Brief: Please determine how many lines of the material include the word "orang", and respond with nothing but that number.

Data for processing:

※ ※ ※

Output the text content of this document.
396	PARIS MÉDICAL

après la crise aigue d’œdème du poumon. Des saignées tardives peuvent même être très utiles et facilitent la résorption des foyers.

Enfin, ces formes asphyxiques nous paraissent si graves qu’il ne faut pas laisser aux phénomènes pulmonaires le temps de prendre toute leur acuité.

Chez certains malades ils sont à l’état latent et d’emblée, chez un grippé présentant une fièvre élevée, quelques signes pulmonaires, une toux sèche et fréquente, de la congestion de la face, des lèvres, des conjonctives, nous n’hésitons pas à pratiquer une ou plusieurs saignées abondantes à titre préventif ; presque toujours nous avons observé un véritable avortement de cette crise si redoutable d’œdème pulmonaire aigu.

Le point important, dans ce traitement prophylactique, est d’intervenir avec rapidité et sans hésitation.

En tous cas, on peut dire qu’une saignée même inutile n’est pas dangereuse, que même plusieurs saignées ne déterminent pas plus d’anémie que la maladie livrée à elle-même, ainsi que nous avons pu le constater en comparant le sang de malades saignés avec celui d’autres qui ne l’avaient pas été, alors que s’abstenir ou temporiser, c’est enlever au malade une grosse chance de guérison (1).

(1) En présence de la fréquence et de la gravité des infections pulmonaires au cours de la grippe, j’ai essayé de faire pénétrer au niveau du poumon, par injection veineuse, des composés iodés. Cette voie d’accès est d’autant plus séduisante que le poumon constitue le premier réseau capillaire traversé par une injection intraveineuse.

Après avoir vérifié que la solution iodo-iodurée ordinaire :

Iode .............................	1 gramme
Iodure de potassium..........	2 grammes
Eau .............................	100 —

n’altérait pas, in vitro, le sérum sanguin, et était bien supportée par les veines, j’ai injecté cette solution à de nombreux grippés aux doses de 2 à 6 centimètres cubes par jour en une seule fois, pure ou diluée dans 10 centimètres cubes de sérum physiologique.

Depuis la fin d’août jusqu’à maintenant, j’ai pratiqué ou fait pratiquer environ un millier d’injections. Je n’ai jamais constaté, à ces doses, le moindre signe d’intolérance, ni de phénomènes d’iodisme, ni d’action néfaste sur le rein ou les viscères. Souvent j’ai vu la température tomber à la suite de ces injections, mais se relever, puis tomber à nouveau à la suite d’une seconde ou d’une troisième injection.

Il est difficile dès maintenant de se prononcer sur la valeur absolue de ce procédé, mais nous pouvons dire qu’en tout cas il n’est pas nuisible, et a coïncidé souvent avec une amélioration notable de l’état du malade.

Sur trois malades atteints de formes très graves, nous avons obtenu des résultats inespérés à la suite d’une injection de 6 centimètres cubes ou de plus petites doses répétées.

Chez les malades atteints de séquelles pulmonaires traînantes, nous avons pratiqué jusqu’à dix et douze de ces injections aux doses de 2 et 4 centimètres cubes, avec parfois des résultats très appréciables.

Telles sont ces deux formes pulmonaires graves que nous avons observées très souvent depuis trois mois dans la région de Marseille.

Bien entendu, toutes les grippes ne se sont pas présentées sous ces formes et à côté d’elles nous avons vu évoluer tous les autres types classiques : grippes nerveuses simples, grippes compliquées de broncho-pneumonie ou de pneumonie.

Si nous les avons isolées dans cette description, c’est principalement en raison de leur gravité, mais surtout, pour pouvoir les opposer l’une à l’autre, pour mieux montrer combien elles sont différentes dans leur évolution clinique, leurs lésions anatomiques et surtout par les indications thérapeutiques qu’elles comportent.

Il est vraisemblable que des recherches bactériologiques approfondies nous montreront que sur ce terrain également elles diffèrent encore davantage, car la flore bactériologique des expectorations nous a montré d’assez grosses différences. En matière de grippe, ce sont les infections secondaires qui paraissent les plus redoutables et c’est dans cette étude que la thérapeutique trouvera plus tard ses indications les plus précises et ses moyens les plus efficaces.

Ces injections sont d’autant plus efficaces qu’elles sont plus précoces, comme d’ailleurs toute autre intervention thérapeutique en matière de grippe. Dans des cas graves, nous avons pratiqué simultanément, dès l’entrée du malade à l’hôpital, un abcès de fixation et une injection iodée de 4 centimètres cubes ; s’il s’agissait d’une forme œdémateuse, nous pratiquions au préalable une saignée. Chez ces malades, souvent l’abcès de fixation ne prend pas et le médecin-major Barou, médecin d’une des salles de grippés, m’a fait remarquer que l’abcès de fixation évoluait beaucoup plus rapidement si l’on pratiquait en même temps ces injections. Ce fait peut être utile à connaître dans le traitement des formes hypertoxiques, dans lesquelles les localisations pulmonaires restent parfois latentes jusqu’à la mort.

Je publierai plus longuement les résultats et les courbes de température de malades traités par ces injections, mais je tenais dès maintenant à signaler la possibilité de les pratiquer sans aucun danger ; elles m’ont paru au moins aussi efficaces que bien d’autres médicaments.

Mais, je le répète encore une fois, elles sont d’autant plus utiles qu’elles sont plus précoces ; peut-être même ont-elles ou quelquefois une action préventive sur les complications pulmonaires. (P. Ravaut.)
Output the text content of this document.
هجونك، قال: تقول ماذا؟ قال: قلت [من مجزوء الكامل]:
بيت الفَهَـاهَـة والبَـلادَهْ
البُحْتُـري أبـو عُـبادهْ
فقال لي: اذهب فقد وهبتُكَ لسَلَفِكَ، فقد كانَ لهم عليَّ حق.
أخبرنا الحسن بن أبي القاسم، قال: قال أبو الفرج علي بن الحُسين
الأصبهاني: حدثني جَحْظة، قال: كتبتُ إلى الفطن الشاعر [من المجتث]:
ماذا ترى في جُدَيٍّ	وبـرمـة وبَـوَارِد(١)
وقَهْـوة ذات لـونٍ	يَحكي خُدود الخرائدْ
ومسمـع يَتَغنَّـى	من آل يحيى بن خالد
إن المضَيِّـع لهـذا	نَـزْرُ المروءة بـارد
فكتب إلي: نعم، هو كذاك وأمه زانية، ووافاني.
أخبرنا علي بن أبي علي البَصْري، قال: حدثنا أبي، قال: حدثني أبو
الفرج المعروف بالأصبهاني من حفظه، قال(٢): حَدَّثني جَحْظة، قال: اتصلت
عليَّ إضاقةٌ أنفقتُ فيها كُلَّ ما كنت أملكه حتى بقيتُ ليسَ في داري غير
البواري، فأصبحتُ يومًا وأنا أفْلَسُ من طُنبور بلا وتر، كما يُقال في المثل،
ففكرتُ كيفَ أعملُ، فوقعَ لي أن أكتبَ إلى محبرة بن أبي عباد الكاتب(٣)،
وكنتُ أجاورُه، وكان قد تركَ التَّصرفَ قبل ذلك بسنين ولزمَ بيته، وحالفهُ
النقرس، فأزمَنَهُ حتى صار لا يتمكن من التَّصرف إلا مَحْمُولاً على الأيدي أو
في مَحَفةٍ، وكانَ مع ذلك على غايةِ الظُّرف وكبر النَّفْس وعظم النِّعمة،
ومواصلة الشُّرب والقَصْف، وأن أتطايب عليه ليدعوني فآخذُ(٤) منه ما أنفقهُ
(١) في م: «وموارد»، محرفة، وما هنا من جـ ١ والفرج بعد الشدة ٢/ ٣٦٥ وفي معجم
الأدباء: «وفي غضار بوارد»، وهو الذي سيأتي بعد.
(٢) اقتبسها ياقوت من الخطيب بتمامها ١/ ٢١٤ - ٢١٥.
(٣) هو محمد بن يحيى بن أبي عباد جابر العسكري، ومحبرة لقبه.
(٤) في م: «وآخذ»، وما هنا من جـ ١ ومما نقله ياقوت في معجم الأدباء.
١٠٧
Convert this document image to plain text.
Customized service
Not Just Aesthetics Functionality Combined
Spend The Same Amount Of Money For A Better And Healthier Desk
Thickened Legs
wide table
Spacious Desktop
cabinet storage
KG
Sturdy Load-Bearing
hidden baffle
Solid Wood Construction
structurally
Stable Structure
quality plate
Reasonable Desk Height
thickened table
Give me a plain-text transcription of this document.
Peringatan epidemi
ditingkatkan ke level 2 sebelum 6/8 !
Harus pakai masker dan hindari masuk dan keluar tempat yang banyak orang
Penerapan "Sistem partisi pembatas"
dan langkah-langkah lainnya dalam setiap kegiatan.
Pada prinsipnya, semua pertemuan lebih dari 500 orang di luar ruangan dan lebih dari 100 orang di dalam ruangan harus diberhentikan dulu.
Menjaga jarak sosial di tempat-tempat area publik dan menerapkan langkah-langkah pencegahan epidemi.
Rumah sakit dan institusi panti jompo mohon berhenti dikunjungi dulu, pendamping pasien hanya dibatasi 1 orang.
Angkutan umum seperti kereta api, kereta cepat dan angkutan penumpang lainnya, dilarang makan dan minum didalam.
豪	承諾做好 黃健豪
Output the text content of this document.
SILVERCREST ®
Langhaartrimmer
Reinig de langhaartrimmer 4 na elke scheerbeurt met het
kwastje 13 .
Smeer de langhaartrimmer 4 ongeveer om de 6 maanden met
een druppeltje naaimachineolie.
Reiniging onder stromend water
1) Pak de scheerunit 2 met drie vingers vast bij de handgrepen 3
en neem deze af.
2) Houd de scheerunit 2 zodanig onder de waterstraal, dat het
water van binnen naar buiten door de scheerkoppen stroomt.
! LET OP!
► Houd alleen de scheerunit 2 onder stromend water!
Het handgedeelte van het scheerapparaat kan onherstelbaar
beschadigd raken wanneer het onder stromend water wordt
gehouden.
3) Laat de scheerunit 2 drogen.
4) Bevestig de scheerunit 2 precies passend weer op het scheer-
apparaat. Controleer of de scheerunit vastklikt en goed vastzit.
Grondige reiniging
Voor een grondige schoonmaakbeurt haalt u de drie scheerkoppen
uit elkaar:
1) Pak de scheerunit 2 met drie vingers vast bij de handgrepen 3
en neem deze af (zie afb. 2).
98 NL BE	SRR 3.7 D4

※ ※ ※

Task result: 3